=== Work to be completed ===
Search the records for the word "name" and report each line that has it.

=== Material provided ===
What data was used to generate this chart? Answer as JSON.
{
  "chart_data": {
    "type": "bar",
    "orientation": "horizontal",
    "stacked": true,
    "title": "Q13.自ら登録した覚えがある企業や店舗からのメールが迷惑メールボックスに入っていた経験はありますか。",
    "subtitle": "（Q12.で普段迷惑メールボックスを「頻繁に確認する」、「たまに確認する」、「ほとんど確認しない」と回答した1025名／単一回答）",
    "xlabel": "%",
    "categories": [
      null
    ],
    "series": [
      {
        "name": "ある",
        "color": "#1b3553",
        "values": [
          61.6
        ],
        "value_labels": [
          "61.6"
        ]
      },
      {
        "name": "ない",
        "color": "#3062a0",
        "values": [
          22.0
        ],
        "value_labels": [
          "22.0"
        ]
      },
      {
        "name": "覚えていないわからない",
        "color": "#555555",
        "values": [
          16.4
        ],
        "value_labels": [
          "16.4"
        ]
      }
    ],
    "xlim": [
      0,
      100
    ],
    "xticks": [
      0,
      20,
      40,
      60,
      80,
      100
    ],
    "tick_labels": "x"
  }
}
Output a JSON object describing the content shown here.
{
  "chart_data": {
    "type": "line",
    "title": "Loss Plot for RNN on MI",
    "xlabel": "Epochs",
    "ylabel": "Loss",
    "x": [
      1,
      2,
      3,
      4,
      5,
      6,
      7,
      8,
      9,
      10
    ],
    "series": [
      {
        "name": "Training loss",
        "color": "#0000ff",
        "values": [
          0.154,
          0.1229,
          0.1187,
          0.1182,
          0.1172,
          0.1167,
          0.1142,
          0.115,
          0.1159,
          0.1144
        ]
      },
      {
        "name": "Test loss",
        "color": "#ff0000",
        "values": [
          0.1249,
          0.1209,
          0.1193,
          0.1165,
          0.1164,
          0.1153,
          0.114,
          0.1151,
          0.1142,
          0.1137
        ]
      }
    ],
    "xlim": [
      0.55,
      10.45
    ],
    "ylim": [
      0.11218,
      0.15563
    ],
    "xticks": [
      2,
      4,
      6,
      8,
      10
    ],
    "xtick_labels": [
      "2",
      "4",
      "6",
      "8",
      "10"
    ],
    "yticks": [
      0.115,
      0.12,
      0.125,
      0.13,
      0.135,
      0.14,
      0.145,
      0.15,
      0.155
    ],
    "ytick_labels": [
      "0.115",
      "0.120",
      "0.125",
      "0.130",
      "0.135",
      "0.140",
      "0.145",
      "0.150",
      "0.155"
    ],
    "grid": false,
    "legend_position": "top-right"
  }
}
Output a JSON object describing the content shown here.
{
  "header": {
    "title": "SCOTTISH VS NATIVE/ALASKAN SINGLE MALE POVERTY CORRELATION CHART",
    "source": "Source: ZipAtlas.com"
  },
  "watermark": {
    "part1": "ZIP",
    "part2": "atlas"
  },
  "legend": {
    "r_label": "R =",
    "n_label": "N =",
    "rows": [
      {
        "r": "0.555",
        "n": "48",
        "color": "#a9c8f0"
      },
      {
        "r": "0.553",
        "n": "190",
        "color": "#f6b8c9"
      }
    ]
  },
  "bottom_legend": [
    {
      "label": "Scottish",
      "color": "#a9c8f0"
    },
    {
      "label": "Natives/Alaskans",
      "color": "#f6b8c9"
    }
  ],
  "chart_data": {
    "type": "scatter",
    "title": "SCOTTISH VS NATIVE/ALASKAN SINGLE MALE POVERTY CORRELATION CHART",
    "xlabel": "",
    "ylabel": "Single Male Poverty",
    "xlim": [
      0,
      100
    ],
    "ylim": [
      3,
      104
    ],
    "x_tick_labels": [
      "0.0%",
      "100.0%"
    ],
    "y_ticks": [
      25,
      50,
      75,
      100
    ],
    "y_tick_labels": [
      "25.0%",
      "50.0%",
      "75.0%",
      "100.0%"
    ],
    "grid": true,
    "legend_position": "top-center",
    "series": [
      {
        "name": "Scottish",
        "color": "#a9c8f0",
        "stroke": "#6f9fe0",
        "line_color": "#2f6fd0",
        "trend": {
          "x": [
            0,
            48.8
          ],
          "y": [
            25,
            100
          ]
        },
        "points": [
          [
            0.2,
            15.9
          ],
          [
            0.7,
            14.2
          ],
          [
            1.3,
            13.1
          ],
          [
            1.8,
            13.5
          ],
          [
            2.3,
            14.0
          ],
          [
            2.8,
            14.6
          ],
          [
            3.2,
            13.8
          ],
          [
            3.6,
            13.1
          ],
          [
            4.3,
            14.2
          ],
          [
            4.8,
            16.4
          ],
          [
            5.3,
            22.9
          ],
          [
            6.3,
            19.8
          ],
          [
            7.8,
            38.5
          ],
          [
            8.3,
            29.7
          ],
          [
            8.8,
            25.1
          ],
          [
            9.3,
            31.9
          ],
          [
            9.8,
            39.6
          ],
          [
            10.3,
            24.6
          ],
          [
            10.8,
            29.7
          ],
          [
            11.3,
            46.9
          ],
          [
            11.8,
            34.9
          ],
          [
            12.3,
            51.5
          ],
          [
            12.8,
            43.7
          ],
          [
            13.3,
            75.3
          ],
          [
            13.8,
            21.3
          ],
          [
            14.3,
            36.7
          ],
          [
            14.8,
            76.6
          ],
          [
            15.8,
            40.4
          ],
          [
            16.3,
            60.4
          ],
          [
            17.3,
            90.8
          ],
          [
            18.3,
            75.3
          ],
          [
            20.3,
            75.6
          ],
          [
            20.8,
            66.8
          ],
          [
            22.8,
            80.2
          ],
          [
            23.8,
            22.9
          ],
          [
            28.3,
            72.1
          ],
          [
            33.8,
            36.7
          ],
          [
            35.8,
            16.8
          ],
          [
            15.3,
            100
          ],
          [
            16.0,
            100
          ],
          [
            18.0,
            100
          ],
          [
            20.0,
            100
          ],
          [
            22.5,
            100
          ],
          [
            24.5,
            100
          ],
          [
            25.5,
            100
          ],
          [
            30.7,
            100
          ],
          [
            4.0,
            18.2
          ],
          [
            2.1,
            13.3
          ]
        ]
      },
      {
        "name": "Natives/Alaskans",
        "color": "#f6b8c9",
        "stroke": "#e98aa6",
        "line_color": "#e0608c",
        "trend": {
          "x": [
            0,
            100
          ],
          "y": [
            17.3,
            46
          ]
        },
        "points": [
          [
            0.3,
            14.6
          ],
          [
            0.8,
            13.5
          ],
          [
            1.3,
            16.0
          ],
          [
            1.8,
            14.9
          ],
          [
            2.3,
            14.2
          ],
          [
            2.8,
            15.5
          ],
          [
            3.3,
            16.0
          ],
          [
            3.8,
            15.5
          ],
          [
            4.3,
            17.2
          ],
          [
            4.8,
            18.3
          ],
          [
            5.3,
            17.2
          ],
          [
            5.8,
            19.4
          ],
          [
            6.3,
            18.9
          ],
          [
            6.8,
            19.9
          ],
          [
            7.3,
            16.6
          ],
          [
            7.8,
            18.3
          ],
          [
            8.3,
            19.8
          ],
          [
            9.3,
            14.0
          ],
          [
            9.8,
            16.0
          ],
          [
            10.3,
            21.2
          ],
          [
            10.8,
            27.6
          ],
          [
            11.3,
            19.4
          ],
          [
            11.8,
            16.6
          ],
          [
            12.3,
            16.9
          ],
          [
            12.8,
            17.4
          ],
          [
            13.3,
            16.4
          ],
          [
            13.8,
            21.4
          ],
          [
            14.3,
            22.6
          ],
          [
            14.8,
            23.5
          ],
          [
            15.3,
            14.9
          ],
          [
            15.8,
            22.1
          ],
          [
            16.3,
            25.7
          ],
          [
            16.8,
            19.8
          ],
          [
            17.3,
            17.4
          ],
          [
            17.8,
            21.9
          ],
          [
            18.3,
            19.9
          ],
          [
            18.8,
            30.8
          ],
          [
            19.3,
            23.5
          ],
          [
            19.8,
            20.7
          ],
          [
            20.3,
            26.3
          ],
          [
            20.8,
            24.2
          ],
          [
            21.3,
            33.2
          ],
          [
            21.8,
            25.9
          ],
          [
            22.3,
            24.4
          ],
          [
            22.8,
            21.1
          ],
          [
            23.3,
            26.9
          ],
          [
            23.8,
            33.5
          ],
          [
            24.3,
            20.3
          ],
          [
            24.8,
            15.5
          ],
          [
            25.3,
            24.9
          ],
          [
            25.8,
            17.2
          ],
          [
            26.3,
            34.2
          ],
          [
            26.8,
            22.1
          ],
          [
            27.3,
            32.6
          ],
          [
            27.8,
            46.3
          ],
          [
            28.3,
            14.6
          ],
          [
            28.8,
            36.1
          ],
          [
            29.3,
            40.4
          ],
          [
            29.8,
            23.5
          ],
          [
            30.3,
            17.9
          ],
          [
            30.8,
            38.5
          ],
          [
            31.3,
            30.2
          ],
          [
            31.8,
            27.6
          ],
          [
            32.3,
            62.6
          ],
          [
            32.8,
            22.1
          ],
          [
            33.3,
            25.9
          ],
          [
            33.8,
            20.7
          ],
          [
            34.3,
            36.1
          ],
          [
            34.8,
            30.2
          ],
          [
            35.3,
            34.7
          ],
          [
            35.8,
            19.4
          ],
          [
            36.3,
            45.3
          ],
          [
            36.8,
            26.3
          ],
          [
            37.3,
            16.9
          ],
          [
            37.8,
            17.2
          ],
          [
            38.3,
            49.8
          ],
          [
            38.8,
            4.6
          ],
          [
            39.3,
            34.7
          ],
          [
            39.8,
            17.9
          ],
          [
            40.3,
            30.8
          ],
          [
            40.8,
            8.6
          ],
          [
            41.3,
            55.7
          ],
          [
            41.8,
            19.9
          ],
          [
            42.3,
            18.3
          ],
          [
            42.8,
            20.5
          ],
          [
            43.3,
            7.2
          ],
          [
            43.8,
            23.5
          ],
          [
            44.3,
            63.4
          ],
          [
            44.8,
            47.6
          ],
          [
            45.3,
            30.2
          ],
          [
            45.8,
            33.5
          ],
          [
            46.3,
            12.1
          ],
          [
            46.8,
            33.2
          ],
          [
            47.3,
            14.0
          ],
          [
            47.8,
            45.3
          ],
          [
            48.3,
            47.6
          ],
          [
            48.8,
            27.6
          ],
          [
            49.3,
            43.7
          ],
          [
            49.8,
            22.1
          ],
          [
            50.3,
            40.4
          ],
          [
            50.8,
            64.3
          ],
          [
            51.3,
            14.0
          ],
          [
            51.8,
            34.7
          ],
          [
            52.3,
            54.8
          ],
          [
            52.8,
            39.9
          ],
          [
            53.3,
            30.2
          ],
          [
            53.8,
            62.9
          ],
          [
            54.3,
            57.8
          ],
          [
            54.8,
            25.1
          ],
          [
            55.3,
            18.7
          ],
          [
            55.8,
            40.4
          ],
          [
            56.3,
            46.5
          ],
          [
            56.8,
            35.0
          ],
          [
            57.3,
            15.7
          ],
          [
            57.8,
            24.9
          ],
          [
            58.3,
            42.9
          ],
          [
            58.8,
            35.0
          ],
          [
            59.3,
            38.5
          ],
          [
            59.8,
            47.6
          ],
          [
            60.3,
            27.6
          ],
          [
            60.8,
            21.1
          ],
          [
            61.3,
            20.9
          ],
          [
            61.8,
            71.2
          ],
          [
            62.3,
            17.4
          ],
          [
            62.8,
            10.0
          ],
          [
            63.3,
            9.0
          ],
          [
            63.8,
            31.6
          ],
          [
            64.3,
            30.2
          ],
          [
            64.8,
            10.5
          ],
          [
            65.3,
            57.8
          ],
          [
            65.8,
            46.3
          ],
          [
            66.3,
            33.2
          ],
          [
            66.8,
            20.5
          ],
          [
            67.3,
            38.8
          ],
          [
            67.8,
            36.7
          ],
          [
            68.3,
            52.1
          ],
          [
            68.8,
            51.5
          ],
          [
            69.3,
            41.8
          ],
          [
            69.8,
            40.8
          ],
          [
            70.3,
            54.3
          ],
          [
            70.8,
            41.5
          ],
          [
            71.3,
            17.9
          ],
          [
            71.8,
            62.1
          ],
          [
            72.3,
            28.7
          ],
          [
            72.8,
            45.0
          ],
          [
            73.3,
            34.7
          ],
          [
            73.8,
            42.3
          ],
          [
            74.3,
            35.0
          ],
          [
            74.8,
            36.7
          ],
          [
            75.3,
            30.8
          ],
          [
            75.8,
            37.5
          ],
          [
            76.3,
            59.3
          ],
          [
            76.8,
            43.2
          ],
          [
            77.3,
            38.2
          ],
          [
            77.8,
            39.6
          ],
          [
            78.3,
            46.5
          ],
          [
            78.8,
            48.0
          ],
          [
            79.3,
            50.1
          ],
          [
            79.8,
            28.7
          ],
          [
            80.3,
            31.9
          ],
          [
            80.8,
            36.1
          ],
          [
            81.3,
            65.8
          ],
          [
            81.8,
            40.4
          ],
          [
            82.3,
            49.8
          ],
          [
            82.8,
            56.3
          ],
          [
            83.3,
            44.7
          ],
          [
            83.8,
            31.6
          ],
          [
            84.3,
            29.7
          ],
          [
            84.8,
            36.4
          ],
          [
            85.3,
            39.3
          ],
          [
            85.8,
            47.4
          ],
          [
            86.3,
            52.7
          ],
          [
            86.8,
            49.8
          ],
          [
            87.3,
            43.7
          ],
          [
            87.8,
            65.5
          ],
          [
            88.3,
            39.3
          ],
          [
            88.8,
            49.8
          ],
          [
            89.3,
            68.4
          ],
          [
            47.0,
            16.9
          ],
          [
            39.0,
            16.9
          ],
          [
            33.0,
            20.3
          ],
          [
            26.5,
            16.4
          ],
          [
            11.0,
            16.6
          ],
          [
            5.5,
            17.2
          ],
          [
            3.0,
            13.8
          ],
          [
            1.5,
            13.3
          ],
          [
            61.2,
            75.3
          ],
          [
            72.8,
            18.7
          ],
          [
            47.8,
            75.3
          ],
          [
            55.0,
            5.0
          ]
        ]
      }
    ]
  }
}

=== Complete answer ===
        "name": "ある",
        "name": "ない",
        "name": "覚えていないわからない",
        "name": "Training loss",
        "name": "Test loss",
        "name": "Scottish",
        "name": "Natives/Alaskans",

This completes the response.